_Input material_:
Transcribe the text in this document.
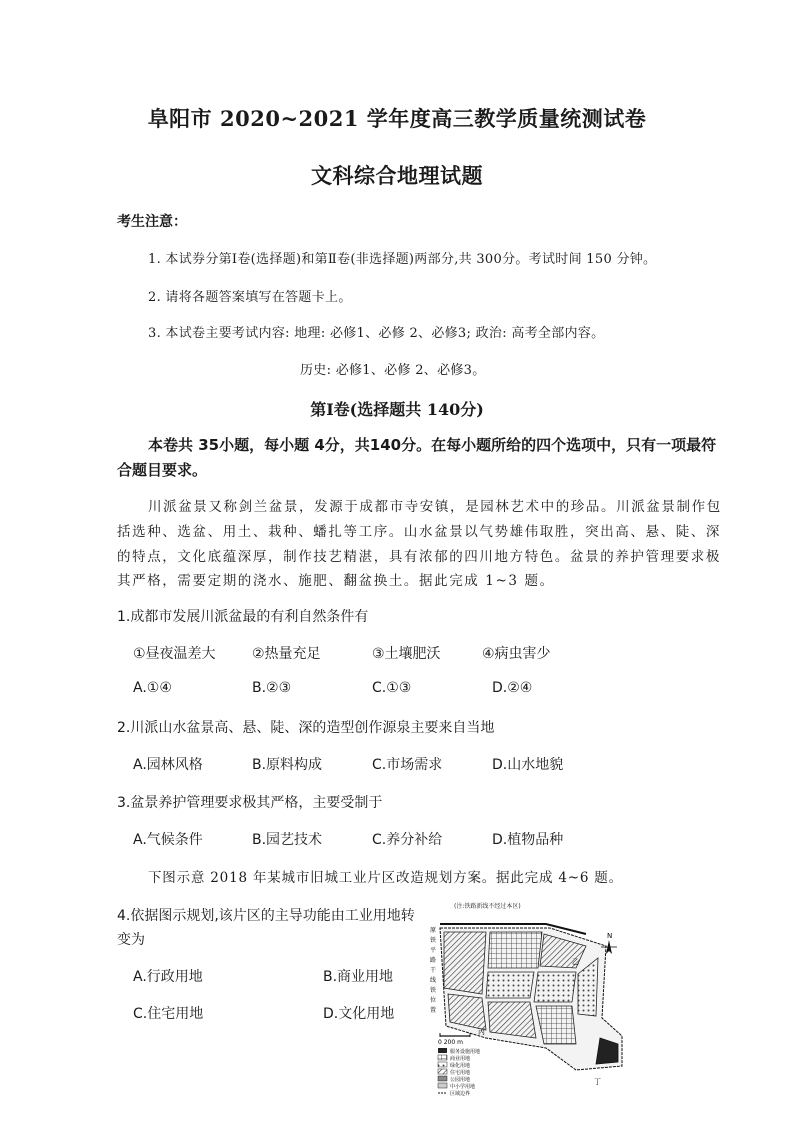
阜阳市 2020~2021 学年度高三教学质量统测试卷
文科综合地理试题
考生注意：
1. 本试券分第Ⅰ卷(选择题)和第Ⅱ卷(非选择题)两部分,共 300分。考试时间 150 分钟。
2. 请将各题答案填写在答题卡上。
3. 本试卷主要考试内容: 地理: 必修1、必修 2、必修3; 政治: 高考全部内容。
历史: 必修1、必修 2、必修3。
第Ⅰ卷(选择题共 140分)
本卷共 35小题，每小题 4分，共140分。在每小题所给的四个选项中，只有一项最符
合题目要求。
川派盆景又称剑兰盆景，发源于成都市寺安镇，是园林艺术中的珍品。川派盆景制作包
括选种、选盆、用土、栽种、蟠扎等工序。山水盆景以气势雄伟取胜，突出高、悬、陡、深
的特点，文化底蕴深厚，制作技艺精湛，具有浓郁的四川地方特色。盆景的养护管理要求极
其严格，需要定期的浇水、施肥、翻盆换土。据此完成 1~3 题。
1.成都市发展川派盆最的有利自然条件有
①昼夜温差大	②热量充足	③土壤肥沃	④病虫害少
A.①④	B.②③	C.①③	D.②④
2.川派山水盆景高、悬、陡、深的造型创作源泉主要来自当地
A.园林风格	B.原料构成	C.市场需求	D.山水地貌
3.盆景养护管理要求极其严格，主要受制于
A.气候条件	B.园艺技术	C.养分补给	D.植物品种
下图示意 2018 年某城市旧城工业片区改造规划方案。据此完成 4~6 题。
4.依据图示规划,该片区的主导功能由工业用地转
变为
A.行政用地	B.商业用地
C.住宅用地	D.文化用地
(注:铁路新线不经过本区)
原
铁
平
路
干
线
铁
位
置
N
乙
丙
丁
0 200 m
服务设施用地
商业用地
绿化用地
住宅用地
公园用地
中小学用地
区域边界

_What is expected_:
Only the number is required: the count of lines containing the word "据此完成".

_Written answer_:
2